— Begin Supplied material —
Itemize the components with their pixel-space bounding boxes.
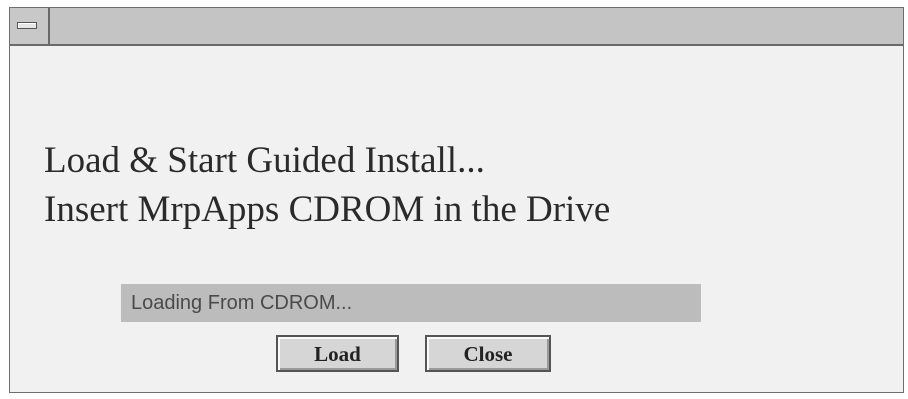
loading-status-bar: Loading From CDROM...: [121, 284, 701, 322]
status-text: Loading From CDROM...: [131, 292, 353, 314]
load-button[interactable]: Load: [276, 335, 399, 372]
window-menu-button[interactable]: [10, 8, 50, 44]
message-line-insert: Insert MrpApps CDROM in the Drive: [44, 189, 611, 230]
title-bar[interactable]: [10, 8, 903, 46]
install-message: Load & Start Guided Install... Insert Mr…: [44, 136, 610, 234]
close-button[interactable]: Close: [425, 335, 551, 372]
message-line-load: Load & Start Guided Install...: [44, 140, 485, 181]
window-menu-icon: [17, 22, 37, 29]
— End Supplied material —
— Begin Supplied material —
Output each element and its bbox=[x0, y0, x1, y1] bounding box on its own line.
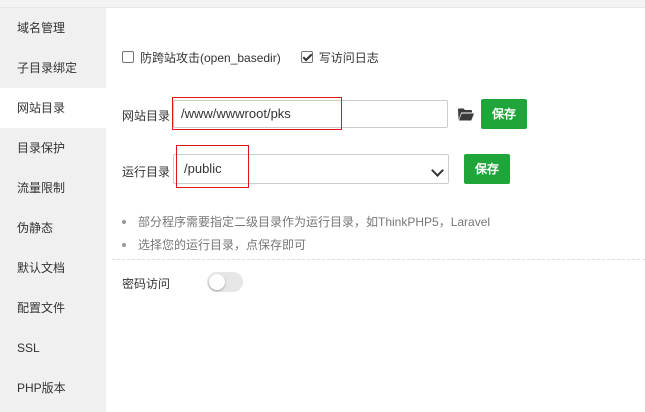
— End Supplied material —
» Exercise brief
Rewrite the lines of the records as a numbered list, starting at the line containing "Itemize the components" and ending at the line containing "window-menu-icon: [17, 22, 37, 29]", with both of those lines included. Omit blank lines, and leave the pictures out.

» Task answer
1. Itemize the components with their pixel-space bounding boxes.
2. loading-status-bar: Loading From CDROM...: [121, 284, 701, 322]
3. status-text: Loading From CDROM...: [131, 292, 353, 314]
4. load-button[interactable]: Load: [276, 335, 399, 372]
5. window-menu-button[interactable]: [10, 8, 50, 44]
6. message-line-insert: Insert MrpApps CDROM in the Drive: [44, 189, 611, 230]
7. title-bar[interactable]: [10, 8, 903, 46]
8. install-message: Load & Start Guided Install... Insert Mr…: [44, 136, 610, 234]
9. close-button[interactable]: Close: [425, 335, 551, 372]
10. message-line-load: Load & Start Guided Install...: [44, 140, 485, 181]
11. window-menu-icon: [17, 22, 37, 29]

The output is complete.